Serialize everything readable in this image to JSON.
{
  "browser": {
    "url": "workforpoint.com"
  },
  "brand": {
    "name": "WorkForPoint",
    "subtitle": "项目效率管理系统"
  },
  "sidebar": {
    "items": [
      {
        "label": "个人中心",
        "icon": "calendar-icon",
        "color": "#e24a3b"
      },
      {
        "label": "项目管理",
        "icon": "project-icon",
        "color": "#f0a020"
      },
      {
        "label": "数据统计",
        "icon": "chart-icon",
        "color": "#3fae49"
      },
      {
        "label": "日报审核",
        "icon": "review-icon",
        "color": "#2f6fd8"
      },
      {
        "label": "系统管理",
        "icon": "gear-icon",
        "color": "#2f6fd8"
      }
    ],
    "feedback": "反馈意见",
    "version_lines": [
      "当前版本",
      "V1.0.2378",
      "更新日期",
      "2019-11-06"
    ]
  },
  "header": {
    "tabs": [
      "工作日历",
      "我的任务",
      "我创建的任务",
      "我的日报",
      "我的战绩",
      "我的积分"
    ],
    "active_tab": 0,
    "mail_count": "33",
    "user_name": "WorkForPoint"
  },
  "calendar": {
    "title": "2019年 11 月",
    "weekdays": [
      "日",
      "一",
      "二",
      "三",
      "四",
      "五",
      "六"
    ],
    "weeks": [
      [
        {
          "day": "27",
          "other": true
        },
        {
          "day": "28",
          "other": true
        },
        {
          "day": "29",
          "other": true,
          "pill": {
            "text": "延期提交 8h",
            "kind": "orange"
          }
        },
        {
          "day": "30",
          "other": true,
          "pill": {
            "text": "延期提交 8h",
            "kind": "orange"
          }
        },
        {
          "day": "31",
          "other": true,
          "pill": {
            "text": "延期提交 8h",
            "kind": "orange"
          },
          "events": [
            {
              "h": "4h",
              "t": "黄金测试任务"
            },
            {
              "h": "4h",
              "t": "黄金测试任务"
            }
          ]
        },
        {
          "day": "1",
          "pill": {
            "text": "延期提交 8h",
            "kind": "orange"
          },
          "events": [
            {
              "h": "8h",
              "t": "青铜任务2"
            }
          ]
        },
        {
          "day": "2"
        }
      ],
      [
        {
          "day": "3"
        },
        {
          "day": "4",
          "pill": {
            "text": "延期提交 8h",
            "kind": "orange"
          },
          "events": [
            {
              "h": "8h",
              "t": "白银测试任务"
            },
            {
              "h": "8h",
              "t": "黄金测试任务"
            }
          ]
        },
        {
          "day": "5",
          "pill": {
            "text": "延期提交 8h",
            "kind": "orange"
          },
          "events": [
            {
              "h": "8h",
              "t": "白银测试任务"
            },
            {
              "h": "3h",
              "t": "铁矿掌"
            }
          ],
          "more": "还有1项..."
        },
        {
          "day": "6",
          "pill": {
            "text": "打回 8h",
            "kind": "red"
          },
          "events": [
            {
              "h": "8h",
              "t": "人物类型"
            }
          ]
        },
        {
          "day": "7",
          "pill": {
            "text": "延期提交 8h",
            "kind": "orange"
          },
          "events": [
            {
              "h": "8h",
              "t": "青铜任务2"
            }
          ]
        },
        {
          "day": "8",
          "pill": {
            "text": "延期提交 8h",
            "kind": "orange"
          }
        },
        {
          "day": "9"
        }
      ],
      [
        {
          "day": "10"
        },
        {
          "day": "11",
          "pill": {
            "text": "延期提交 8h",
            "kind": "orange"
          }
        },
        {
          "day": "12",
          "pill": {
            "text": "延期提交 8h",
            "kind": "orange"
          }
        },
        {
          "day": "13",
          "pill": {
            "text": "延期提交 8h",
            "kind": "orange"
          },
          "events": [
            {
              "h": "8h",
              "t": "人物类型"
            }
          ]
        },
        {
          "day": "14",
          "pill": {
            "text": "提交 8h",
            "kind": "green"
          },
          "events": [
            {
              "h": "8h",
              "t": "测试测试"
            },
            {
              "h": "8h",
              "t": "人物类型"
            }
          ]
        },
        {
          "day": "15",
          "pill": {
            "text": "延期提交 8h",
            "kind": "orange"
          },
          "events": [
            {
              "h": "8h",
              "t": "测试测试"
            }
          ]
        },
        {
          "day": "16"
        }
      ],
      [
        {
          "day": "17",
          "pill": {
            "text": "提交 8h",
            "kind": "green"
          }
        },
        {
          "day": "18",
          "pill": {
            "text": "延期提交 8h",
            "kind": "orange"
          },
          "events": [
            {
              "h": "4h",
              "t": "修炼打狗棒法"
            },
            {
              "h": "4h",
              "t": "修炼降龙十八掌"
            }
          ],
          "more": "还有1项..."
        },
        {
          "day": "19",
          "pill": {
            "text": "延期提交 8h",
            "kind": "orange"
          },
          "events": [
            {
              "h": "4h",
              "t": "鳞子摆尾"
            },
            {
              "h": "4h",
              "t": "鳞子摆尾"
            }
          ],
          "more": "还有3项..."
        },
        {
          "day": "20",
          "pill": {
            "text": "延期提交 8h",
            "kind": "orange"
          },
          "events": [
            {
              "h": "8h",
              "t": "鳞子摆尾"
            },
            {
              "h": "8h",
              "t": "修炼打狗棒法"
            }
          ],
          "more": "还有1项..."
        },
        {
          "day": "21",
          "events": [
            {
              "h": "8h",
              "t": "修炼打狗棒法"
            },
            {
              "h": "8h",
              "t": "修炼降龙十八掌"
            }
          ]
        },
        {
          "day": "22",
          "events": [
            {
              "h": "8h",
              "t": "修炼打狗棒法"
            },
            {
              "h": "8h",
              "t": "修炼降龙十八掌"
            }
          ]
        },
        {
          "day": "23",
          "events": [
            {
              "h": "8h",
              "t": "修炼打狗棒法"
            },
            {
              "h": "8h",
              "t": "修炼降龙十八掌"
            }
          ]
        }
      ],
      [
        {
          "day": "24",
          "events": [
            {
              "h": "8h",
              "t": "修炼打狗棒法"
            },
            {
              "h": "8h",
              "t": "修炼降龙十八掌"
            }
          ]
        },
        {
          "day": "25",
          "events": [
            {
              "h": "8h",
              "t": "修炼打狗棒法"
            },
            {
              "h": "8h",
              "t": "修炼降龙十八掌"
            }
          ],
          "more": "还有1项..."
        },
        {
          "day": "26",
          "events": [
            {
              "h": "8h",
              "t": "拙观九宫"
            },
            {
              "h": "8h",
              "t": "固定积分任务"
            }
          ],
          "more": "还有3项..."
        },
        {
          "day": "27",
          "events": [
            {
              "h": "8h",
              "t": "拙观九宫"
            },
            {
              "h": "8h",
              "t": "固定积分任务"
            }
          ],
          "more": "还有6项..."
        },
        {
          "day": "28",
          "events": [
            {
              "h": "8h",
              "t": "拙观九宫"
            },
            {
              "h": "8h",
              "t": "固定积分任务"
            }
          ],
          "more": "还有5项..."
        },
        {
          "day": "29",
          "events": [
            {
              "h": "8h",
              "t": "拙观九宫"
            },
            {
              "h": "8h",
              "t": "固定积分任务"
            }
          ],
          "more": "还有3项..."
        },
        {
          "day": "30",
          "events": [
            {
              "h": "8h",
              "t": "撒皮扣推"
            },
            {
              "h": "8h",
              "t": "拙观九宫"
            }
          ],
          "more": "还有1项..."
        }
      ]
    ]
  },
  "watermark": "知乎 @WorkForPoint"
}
☆ ☆ ☆
Quote every line of the data, word for word.

§ **Result**:
Serialize everything readable in this image to JSON.
{
  "browser": {
    "url": "workforpoint.com"
  },
  "brand": {
    "name": "WorkForPoint",
    "subtitle": "项目效率管理系统"
  },
  "sidebar": {
    "items": [
      {
        "label": "个人中心",
        "icon": "calendar-icon",
        "color": "#e24a3b"
      },
      {
        "label": "项目管理",
        "icon": "project-icon",
        "color": "#f0a020"
      },
      {
        "label": "数据统计",
        "icon": "chart-icon",
        "color": "#3fae49"
      },
      {
        "label": "日报审核",
        "icon": "review-icon",
        "color": "#2f6fd8"
      },
      {
        "label": "系统管理",
        "icon": "gear-icon",
        "color": "#2f6fd8"
      }
    ],
    "feedback": "反馈意见",
    "version_lines": [
      "当前版本",
      "V1.0.2378",
      "更新日期",
      "2019-11-06"
    ]
  },
  "header": {
    "tabs": [
      "工作日历",
      "我的任务",
      "我创建的任务",
      "我的日报",
      "我的战绩",
      "我的积分"
    ],
    "active_tab": 0,
    "mail_count": "33",
    "user_name": "WorkForPoint"
  },
  "calendar": {
    "title": "2019年 11 月",
    "weekdays": [
      "日",
      "一",
      "二",
      "三",
      "四",
      "五",
      "六"
    ],
    "weeks": [
      [
        {
          "day": "27",
          "other": true
        },
        {
          "day": "28",
          "other": true
        },
        {
          "day": "29",
          "other": true,
          "pill": {
            "text": "延期提交 8h",
            "kind": "orange"
          }
        },
        {
          "day": "30",
          "other": true,
          "pill": {
            "text": "延期提交 8h",
            "kind": "orange"
          }
        },
        {
          "day": "31",
          "other": true,
          "pill": {
            "text": "延期提交 8h",
            "kind": "orange"
          },
          "events": [
            {
              "h": "4h",
              "t": "黄金测试任务"
            },
            {
              "h": "4h",
              "t": "黄金测试任务"
            }
          ]
        },
        {
          "day": "1",
          "pill": {
            "text": "延期提交 8h",
            "kind": "orange"
          },
          "events": [
            {
              "h": "8h",
              "t": "青铜任务2"
            }
          ]
        },
        {
          "day": "2"
        }
      ],
      [
        {
          "day": "3"
        },
        {
          "day": "4",
          "pill": {
            "text": "延期提交 8h",
            "kind": "orange"
          },
          "events": [
            {
              "h": "8h",
              "t": "白银测试任务"
            },
            {
              "h": "8h",
              "t": "黄金测试任务"
            }
          ]
        },
        {
          "day": "5",
          "pill": {
            "text": "延期提交 8h",
            "kind": "orange"
          },
          "events": [
            {
              "h": "8h",
              "t": "白银测试任务"
            },
            {
              "h": "3h",
              "t": "铁矿掌"
            }
          ],
          "more": "还有1项..."
        },
        {
          "day": "6",
          "pill": {
            "text": "打回 8h",
            "kind": "red"
          },
          "events": [
            {
              "h": "8h",
              "t": "人物类型"
            }
          ]
        },
        {
          "day": "7",
          "pill": {
            "text": "延期提交 8h",
            "kind": "orange"
          },
          "events": [
            {
              "h": "8h",
              "t": "青铜任务2"
            }
          ]
        },
        {
          "day": "8",
          "pill": {
            "text": "延期提交 8h",
            "kind": "orange"
          }
        },
        {
          "day": "9"
        }
      ],
      [
        {
          "day": "10"
        },
        {
          "day": "11",
          "pill": {
            "text": "延期提交 8h",
            "kind": "orange"
          }
        },
        {
          "day": "12",
          "pill": {
            "text": "延期提交 8h",
            "kind": "orange"
          }
        },
        {
          "day": "13",
          "pill": {
            "text": "延期提交 8h",
            "kind": "orange"
          },
          "events": [
            {
              "h": "8h",
              "t": "人物类型"
            }
          ]
        },
        {
          "day": "14",
          "pill": {
            "text": "提交 8h",
            "kind": "green"
          },
          "events": [
            {
              "h": "8h",
              "t": "测试测试"
            },
            {
              "h": "8h",
              "t": "人物类型"
            }
          ]
        },
        {
          "day": "15",
          "pill": {
            "text": "延期提交 8h",
            "kind": "orange"
          },
          "events": [
            {
              "h": "8h",
              "t": "测试测试"
            }
          ]
        },
        {
          "day": "16"
        }
      ],
      [
        {
          "day": "17",
          "pill": {
            "text": "提交 8h",
            "kind": "green"
          }
        },
        {
          "day": "18",
          "pill": {
            "text": "延期提交 8h",
            "kind": "orange"
          },
          "events": [
            {
              "h": "4h",
              "t": "修炼打狗棒法"
            },
            {
              "h": "4h",
              "t": "修炼降龙十八掌"
            }
          ],
          "more": "还有1项..."
        },
        {
          "day": "19",
          "pill": {
            "text": "延期提交 8h",
            "kind": "orange"
          },
          "events": [
            {
              "h": "4h",
              "t": "鳞子摆尾"
            },
            {
              "h": "4h",
              "t": "鳞子摆尾"
            }
          ],
          "more": "还有3项..."
        },
        {
          "day": "20",
          "pill": {
            "text": "延期提交 8h",
            "kind": "orange"
          },
          "events": [
            {
              "h": "8h",
              "t": "鳞子摆尾"
            },
            {
              "h": "8h",
              "t": "修炼打狗棒法"
            }
          ],
          "more": "还有1项..."
        },
        {
          "day": "21",
          "events": [
            {
              "h": "8h",
              "t": "修炼打狗棒法"
            },
            {
              "h": "8h",
              "t": "修炼降龙十八掌"
            }
          ]
        },
        {
          "day": "22",
          "events": [
            {
              "h": "8h",
              "t": "修炼打狗棒法"
            },
            {
              "h": "8h",
              "t": "修炼降龙十八掌"
            }
          ]
        },
        {
          "day": "23",
          "events": [
            {
              "h": "8h",
              "t": "修炼打狗棒法"
            },
            {
              "h": "8h",
              "t": "修炼降龙十八掌"
            }
          ]
        }
      ],
      [
        {
          "day": "24",
          "events": [
            {
              "h": "8h",
              "t": "修炼打狗棒法"
            },
            {
              "h": "8h",
              "t": "修炼降龙十八掌"
            }
          ]
        },
        {
          "day": "25",
          "events": [
            {
              "h": "8h",
              "t": "修炼打狗棒法"
            },
            {
              "h": "8h",
              "t": "修炼降龙十八掌"
            }
          ],
          "more": "还有1项..."
        },
        {
          "day": "26",
          "events": [
            {
              "h": "8h",
              "t": "拙观九宫"
            },
            {
              "h": "8h",
              "t": "固定积分任务"
            }
          ],
          "more": "还有3项..."
        },
        {
          "day": "27",
          "events": [
            {
              "h": "8h",
              "t": "拙观九宫"
            },
            {
              "h": "8h",
              "t": "固定积分任务"
            }
          ],
          "more": "还有6项..."
        },
        {
          "day": "28",
          "events": [
            {
              "h": "8h",
              "t": "拙观九宫"
            },
            {
              "h": "8h",
              "t": "固定积分任务"
            }
          ],
          "more": "还有5项..."
        },
        {
          "day": "29",
          "events": [
            {
              "h": "8h",
              "t": "拙观九宫"
            },
            {
              "h": "8h",
              "t": "固定积分任务"
            }
          ],
          "more": "还有3项..."
        },
        {
          "day": "30",
          "events": [
            {
              "h": "8h",
              "t": "撒皮扣推"
            },
            {
              "h": "8h",
              "t": "拙观九宫"
            }
          ],
          "more": "还有1项..."
        }
      ]
    ]
  },
  "watermark": "知乎 @WorkForPoint"
}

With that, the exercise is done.